— Work required —
Quote the full listing word for word.

Collected data entries
>> Start

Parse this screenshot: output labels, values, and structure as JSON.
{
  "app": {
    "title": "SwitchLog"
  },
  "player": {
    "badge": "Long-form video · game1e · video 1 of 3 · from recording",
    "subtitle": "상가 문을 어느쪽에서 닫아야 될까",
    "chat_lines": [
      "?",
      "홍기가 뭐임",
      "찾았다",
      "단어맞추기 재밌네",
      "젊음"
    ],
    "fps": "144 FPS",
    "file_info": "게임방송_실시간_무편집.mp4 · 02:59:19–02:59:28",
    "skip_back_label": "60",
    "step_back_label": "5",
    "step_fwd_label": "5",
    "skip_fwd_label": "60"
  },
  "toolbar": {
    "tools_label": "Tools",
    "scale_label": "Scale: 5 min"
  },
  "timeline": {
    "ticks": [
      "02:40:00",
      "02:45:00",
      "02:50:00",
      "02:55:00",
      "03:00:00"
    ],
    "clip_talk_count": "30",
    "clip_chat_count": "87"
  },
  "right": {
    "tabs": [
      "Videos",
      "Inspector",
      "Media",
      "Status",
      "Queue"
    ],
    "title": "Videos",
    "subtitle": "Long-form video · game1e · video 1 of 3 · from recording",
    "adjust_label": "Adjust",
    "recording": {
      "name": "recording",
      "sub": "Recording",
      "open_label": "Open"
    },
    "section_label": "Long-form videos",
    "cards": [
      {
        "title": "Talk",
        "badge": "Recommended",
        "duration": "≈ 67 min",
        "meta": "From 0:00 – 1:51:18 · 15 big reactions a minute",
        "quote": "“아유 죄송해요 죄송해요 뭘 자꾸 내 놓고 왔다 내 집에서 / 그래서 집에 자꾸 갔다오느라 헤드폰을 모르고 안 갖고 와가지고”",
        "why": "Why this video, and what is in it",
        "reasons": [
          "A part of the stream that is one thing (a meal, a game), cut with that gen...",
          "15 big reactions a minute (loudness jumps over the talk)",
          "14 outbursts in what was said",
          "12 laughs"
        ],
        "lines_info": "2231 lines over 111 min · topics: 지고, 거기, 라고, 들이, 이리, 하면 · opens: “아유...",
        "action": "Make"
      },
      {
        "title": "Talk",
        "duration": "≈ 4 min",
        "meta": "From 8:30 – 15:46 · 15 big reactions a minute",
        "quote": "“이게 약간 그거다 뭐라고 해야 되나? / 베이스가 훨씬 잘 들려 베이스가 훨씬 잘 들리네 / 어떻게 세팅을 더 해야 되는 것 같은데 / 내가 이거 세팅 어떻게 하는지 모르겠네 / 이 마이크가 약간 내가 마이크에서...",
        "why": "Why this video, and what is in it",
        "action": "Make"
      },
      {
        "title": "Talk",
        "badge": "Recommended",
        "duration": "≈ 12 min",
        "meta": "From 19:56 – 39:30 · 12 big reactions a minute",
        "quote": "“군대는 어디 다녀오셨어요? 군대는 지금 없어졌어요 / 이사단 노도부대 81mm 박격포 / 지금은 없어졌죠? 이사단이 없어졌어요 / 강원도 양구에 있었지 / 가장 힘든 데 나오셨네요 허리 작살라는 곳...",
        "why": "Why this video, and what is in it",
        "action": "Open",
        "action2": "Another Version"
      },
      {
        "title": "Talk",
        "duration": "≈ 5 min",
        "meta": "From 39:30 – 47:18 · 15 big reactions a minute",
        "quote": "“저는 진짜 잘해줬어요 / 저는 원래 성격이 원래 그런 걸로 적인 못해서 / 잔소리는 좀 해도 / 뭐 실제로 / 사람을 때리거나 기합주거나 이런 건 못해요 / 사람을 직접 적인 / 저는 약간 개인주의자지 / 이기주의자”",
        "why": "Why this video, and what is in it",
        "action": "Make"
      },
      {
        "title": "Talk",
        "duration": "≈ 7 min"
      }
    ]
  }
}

>> End

— Written response —
Parse this screenshot: output labels, values, and structure as JSON.
{
  "app": {
    "title": "SwitchLog"
  },
  "player": {
    "badge": "Long-form video · game1e · video 1 of 3 · from recording",
    "subtitle": "상가 문을 어느쪽에서 닫아야 될까",
    "chat_lines": [
      "?",
      "홍기가 뭐임",
      "찾았다",
      "단어맞추기 재밌네",
      "젊음"
    ],
    "fps": "144 FPS",
    "file_info": "게임방송_실시간_무편집.mp4 · 02:59:19–02:59:28",
    "skip_back_label": "60",
    "step_back_label": "5",
    "step_fwd_label": "5",
    "skip_fwd_label": "60"
  },
  "toolbar": {
    "tools_label": "Tools",
    "scale_label": "Scale: 5 min"
  },
  "timeline": {
    "ticks": [
      "02:40:00",
      "02:45:00",
      "02:50:00",
      "02:55:00",
      "03:00:00"
    ],
    "clip_talk_count": "30",
    "clip_chat_count": "87"
  },
  "right": {
    "tabs": [
      "Videos",
      "Inspector",
      "Media",
      "Status",
      "Queue"
    ],
    "title": "Videos",
    "subtitle": "Long-form video · game1e · video 1 of 3 · from recording",
    "adjust_label": "Adjust",
    "recording": {
      "name": "recording",
      "sub": "Recording",
      "open_label": "Open"
    },
    "section_label": "Long-form videos",
    "cards": [
      {
        "title": "Talk",
        "badge": "Recommended",
        "duration": "≈ 67 min",
        "meta": "From 0:00 – 1:51:18 · 15 big reactions a minute",
        "quote": "“아유 죄송해요 죄송해요 뭘 자꾸 내 놓고 왔다 내 집에서 / 그래서 집에 자꾸 갔다오느라 헤드폰을 모르고 안 갖고 와가지고”",
        "why": "Why this video, and what is in it",
        "reasons": [
          "A part of the stream that is one thing (a meal, a game), cut with that gen...",
          "15 big reactions a minute (loudness jumps over the talk)",
          "14 outbursts in what was said",
          "12 laughs"
        ],
        "lines_info": "2231 lines over 111 min · topics: 지고, 거기, 라고, 들이, 이리, 하면 · opens: “아유...",
        "action": "Make"
      },
      {
        "title": "Talk",
        "duration": "≈ 4 min",
        "meta": "From 8:30 – 15:46 · 15 big reactions a minute",
        "quote": "“이게 약간 그거다 뭐라고 해야 되나? / 베이스가 훨씬 잘 들려 베이스가 훨씬 잘 들리네 / 어떻게 세팅을 더 해야 되는 것 같은데 / 내가 이거 세팅 어떻게 하는지 모르겠네 / 이 마이크가 약간 내가 마이크에서...",
        "why": "Why this video, and what is in it",
        "action": "Make"
      },
      {
        "title": "Talk",
        "badge": "Recommended",
        "duration": "≈ 12 min",
        "meta": "From 19:56 – 39:30 · 12 big reactions a minute",
        "quote": "“군대는 어디 다녀오셨어요? 군대는 지금 없어졌어요 / 이사단 노도부대 81mm 박격포 / 지금은 없어졌죠? 이사단이 없어졌어요 / 강원도 양구에 있었지 / 가장 힘든 데 나오셨네요 허리 작살라는 곳...",
        "why": "Why this video, and what is in it",
        "action": "Open",
        "action2": "Another Version"
      },
      {
        "title": "Talk",
        "duration": "≈ 5 min",
        "meta": "From 39:30 – 47:18 · 15 big reactions a minute",
        "quote": "“저는 진짜 잘해줬어요 / 저는 원래 성격이 원래 그런 걸로 적인 못해서 / 잔소리는 좀 해도 / 뭐 실제로 / 사람을 때리거나 기합주거나 이런 건 못해요 / 사람을 직접 적인 / 저는 약간 개인주의자지 / 이기주의자”",
        "why": "Why this video, and what is in it",
        "action": "Make"
      },
      {
        "title": "Talk",
        "duration": "≈ 7 min"
      }
    ]
  }
}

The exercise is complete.